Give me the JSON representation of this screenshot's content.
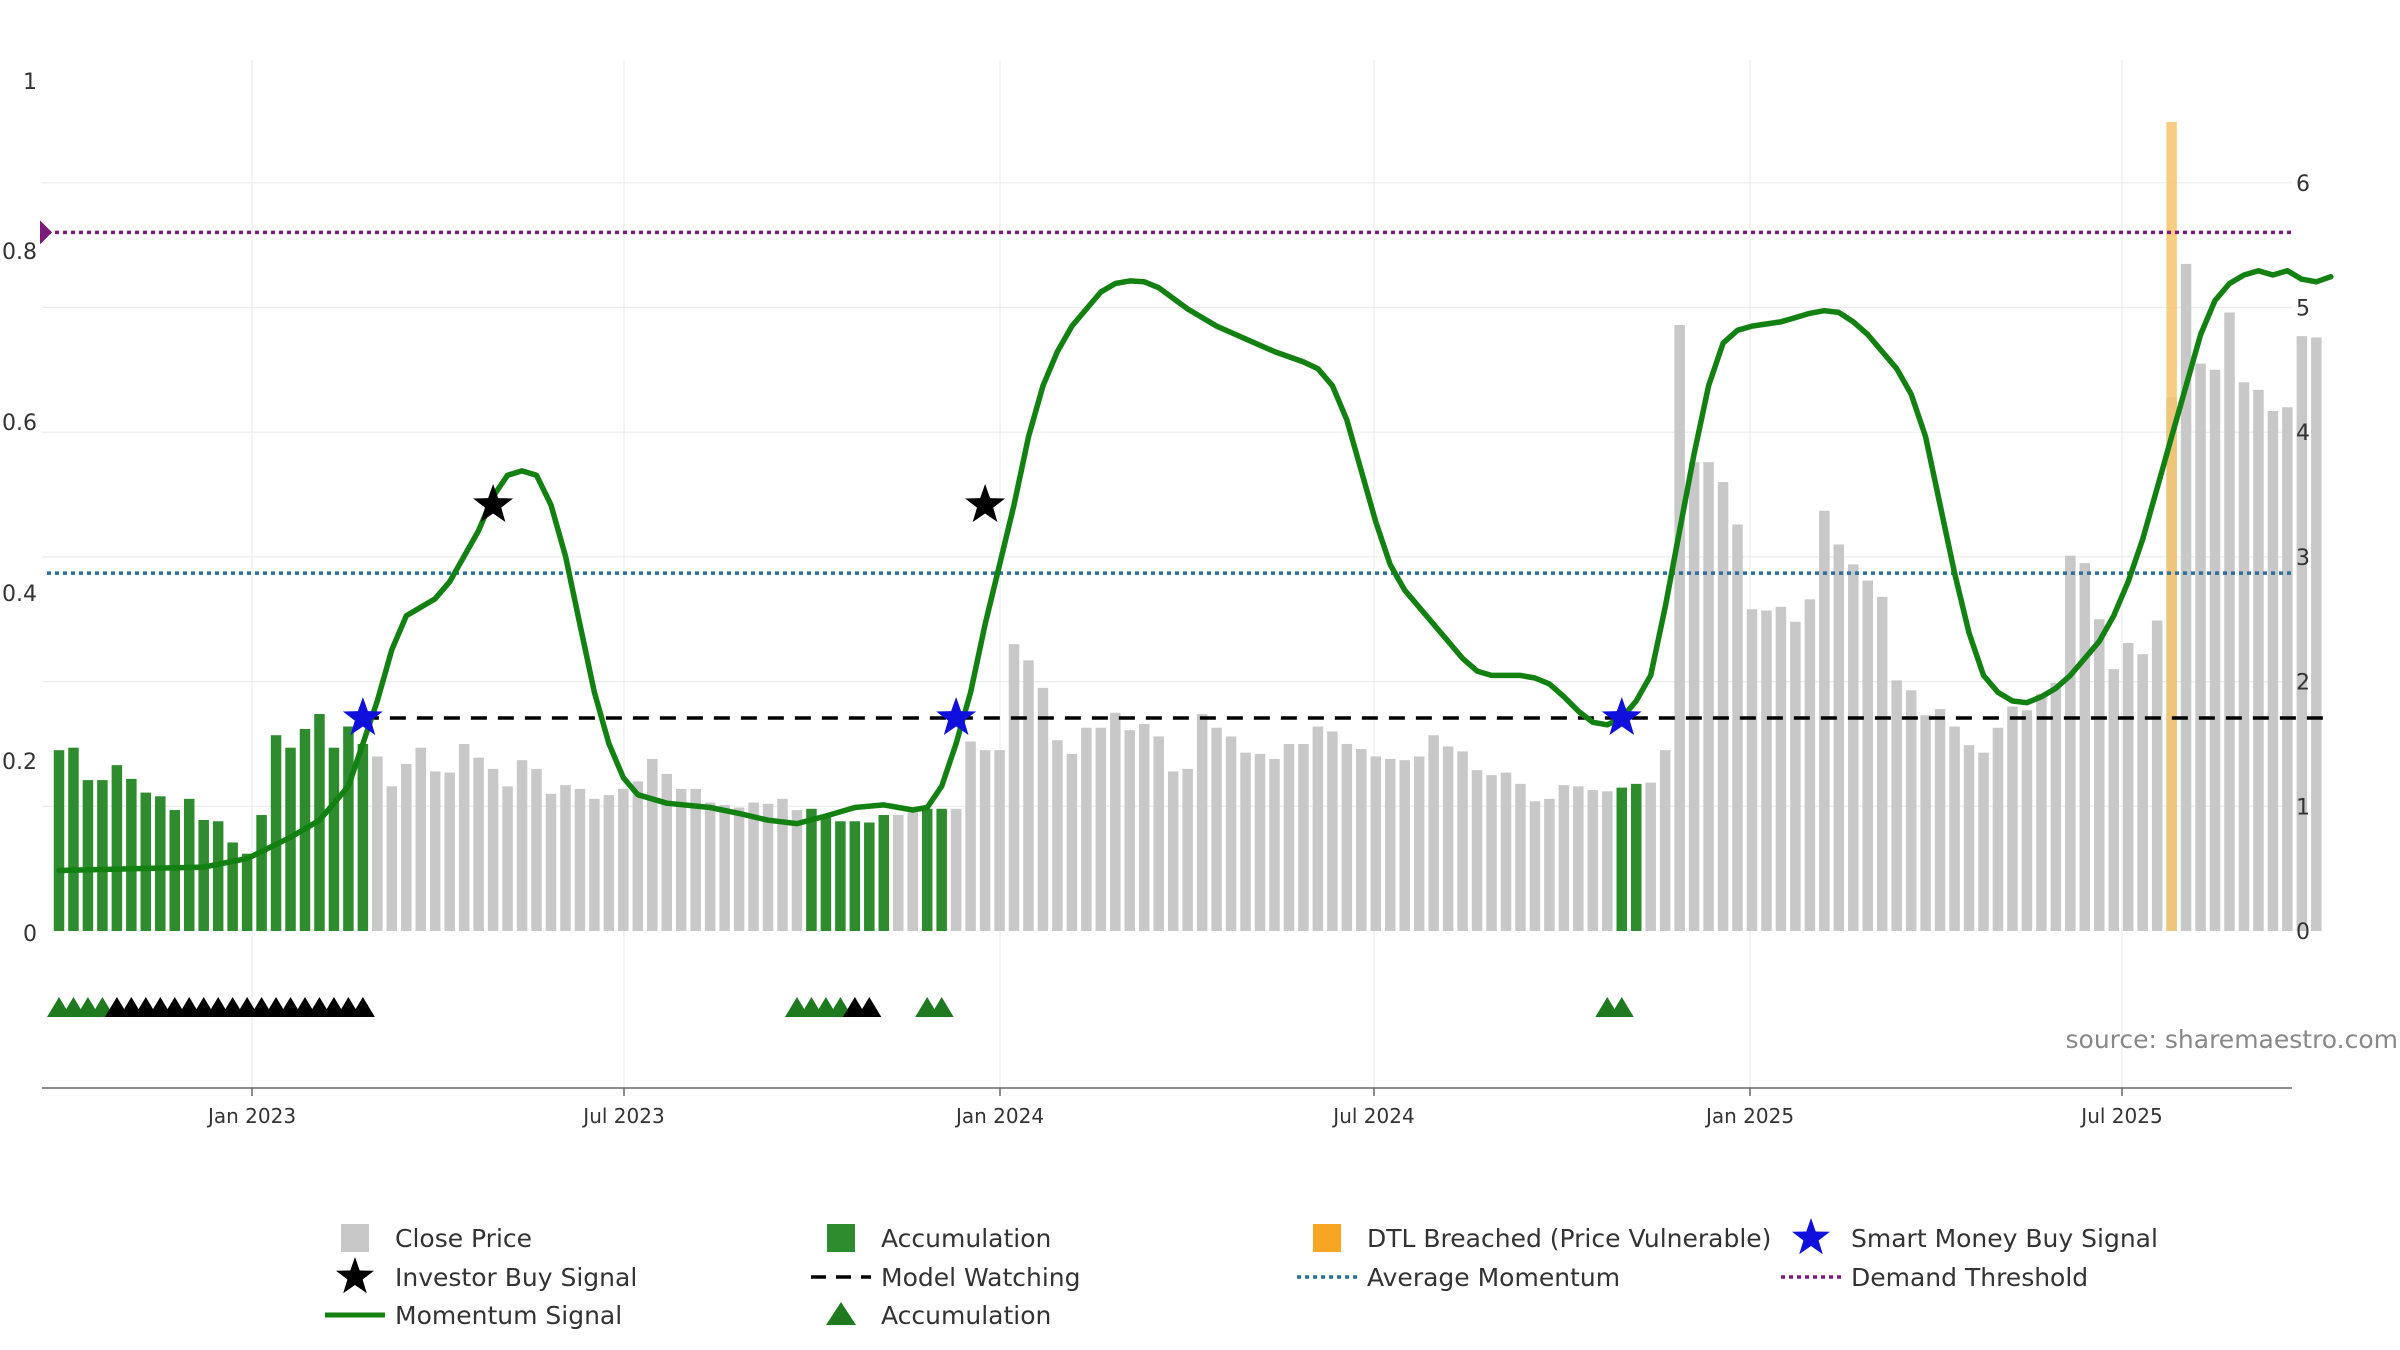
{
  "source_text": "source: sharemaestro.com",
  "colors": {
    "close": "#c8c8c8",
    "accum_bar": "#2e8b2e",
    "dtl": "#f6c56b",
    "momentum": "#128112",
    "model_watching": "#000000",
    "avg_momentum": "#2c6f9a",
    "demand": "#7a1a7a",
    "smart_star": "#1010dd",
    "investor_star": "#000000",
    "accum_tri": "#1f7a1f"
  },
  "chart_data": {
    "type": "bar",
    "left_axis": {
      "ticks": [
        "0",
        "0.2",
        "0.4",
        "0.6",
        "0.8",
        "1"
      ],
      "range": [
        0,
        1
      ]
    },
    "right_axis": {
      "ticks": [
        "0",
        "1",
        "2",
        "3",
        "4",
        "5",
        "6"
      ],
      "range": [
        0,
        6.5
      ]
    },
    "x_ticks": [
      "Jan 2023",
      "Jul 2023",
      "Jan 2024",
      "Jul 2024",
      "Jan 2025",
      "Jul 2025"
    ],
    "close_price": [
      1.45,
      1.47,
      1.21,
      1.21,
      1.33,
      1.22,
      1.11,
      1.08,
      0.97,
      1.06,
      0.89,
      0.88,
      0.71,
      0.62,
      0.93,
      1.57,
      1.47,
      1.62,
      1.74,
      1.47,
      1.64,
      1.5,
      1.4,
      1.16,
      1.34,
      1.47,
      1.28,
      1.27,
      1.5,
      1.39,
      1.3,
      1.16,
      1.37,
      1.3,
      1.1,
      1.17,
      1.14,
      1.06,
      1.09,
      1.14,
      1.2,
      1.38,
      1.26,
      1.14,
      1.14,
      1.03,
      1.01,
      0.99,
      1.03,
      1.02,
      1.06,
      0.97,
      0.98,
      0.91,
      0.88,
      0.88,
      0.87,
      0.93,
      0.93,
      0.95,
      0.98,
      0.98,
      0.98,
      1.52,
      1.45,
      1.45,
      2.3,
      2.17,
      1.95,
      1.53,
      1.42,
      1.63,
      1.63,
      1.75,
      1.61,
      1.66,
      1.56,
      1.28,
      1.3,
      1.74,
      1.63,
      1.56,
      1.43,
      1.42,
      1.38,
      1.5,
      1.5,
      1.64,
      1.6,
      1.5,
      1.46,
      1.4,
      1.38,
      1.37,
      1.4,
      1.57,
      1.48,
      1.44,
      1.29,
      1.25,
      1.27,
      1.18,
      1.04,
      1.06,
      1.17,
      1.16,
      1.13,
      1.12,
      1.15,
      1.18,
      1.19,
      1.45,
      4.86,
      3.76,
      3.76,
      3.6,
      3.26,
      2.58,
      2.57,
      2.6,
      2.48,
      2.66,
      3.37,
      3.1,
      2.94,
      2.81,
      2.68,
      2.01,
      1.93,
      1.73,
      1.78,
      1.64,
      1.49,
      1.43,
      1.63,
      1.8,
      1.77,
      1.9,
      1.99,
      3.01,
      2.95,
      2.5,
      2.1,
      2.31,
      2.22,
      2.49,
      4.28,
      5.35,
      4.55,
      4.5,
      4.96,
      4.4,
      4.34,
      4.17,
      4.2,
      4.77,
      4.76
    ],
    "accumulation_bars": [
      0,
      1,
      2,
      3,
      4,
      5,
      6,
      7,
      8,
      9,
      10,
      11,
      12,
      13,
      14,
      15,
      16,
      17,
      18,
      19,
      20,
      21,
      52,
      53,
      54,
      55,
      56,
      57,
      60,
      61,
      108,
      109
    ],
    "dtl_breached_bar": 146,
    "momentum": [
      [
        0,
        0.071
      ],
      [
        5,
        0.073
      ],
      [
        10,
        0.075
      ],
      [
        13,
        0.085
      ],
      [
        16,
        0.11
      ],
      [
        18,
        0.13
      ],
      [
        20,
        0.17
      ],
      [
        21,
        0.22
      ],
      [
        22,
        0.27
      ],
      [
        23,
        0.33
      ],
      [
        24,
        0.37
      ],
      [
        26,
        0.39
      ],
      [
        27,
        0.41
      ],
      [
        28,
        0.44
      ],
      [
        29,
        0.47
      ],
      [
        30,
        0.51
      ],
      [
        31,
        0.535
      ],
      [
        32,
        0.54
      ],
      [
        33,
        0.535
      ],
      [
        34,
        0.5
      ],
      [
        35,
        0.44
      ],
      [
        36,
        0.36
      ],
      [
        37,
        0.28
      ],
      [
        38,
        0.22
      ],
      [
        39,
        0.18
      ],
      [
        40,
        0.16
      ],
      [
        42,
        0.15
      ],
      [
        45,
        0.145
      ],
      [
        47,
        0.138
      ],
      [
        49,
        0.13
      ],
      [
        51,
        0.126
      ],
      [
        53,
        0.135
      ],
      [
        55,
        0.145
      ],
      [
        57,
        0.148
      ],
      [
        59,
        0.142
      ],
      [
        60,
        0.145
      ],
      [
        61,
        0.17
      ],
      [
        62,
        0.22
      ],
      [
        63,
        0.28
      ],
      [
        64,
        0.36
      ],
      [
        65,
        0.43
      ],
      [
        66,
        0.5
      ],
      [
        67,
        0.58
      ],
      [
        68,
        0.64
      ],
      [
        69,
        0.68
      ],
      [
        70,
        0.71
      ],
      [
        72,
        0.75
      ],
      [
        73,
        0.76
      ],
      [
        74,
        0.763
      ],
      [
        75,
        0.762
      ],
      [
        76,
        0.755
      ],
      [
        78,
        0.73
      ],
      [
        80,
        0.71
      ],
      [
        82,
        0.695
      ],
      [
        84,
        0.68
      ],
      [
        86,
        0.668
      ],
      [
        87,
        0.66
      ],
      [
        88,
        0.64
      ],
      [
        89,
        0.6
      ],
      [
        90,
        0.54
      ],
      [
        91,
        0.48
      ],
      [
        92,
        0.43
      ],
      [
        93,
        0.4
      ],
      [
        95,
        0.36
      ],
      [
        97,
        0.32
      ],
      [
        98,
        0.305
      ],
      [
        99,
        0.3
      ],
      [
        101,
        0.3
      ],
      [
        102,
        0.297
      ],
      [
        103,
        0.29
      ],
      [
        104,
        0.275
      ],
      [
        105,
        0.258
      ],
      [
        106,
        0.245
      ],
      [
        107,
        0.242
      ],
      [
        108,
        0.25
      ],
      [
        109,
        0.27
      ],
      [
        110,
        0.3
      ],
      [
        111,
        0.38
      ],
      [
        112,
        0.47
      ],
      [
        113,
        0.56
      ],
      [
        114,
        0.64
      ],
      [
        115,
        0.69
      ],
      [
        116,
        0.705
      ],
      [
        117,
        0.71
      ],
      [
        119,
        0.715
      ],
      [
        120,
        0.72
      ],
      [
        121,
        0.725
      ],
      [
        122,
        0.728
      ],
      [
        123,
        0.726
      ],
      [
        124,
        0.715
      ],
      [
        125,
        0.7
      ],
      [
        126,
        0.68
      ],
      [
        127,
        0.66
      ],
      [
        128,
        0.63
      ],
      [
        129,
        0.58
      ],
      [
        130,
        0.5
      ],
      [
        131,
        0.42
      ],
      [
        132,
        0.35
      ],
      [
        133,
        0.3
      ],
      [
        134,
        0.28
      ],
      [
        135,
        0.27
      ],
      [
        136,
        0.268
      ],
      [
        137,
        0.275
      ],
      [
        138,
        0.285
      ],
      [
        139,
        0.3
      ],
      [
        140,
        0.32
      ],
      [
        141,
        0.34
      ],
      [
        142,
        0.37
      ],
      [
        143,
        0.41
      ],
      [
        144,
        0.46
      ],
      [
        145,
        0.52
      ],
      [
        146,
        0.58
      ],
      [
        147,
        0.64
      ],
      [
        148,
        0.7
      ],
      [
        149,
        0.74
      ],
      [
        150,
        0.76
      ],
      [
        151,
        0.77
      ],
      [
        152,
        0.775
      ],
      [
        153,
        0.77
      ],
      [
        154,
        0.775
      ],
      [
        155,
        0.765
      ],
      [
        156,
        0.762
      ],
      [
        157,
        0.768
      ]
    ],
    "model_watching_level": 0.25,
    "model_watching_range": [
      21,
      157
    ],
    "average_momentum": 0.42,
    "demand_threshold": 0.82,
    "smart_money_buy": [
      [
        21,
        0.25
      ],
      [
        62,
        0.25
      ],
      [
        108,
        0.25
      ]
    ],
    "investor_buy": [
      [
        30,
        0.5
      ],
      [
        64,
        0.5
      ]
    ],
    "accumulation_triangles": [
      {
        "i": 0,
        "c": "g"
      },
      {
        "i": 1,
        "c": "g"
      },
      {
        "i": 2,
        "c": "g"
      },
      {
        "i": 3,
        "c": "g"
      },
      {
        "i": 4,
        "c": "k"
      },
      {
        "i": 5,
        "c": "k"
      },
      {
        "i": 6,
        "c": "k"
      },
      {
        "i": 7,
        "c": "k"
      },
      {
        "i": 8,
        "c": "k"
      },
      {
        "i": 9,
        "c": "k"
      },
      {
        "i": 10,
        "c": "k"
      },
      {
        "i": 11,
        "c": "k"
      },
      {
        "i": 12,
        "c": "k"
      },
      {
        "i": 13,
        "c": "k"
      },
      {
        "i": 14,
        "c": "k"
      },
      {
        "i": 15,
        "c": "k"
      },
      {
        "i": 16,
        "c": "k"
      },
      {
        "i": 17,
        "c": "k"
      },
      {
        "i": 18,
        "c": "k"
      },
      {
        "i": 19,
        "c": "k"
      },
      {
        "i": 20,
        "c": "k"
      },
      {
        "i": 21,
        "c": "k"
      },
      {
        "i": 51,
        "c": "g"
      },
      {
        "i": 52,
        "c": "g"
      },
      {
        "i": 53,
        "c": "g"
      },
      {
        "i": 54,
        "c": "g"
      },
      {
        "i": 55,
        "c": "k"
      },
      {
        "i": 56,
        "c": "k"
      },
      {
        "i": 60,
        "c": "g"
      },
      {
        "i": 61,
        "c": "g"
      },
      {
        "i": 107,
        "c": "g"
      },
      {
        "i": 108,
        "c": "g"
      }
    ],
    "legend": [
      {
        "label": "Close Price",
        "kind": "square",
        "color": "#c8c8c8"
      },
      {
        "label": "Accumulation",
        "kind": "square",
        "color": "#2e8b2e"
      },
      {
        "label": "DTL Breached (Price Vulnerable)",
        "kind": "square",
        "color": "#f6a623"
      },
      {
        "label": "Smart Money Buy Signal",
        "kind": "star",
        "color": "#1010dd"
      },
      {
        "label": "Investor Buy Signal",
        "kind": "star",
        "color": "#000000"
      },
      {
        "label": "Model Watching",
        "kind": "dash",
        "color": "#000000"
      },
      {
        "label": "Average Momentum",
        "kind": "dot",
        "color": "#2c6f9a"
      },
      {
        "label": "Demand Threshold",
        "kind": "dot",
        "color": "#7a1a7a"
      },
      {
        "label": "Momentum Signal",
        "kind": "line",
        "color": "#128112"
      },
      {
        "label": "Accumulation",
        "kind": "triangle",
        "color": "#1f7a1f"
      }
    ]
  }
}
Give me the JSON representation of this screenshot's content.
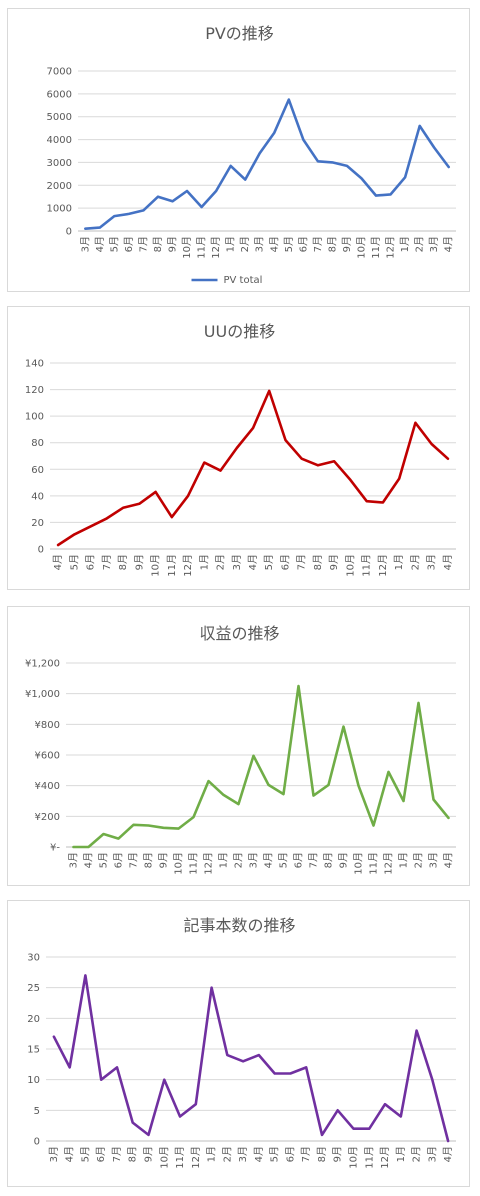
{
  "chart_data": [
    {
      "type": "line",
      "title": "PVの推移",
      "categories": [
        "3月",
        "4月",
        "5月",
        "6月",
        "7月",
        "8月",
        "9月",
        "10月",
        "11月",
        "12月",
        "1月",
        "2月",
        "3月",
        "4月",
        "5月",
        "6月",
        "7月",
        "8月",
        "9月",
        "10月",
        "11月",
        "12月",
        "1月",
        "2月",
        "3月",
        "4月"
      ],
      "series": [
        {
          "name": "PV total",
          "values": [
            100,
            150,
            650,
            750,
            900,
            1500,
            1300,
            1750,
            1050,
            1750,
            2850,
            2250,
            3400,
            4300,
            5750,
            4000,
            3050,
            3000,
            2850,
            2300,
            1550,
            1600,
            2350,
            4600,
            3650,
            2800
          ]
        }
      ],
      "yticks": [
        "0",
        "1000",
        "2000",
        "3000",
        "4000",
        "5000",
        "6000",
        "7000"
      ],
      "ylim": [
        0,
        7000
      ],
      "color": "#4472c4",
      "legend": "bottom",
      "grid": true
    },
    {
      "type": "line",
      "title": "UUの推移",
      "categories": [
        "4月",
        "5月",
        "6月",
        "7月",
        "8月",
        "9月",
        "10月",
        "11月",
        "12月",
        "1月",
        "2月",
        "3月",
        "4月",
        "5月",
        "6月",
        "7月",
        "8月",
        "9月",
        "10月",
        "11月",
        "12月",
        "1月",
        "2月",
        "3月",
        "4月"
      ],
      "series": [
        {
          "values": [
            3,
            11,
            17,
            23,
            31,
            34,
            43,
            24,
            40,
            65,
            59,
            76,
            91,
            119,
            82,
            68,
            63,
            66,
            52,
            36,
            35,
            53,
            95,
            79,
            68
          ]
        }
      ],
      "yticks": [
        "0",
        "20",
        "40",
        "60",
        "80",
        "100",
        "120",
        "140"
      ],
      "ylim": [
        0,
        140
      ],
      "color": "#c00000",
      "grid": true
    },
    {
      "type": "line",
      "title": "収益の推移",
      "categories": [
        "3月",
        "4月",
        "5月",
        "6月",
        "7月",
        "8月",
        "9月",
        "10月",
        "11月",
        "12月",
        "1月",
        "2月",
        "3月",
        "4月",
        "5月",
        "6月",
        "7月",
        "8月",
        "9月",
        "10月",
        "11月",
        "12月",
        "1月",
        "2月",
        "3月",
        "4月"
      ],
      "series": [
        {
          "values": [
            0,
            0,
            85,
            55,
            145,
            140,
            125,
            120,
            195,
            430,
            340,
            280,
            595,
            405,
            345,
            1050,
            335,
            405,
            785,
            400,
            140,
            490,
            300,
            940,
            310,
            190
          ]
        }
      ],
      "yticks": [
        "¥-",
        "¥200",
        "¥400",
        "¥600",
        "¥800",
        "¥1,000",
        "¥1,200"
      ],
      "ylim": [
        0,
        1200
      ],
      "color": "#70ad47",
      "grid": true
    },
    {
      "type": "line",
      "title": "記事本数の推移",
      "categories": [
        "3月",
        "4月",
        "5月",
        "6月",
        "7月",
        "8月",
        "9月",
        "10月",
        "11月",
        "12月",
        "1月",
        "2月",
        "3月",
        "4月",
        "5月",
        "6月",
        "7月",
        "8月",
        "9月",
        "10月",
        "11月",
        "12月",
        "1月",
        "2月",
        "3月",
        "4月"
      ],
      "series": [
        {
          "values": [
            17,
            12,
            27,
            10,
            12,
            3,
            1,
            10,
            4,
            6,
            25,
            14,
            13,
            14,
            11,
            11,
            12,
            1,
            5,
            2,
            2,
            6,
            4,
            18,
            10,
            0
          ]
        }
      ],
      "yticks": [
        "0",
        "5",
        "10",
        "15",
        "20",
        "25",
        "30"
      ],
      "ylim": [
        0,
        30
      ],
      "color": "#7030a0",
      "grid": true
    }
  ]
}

====

From the listing above, copy every line that holds the string "label".

        "label": "Close Price",
        "label": "Accumulation",
        "label": "DTL Breached (Price Vulnerable)",
        "label": "Smart Money Buy Signal",
        "label": "Investor Buy Signal",
        "label": "Model Watching",
        "label": "Average Momentum",
        "label": "Demand Threshold",
        "label": "Momentum Signal",
        "label": "Accumulation",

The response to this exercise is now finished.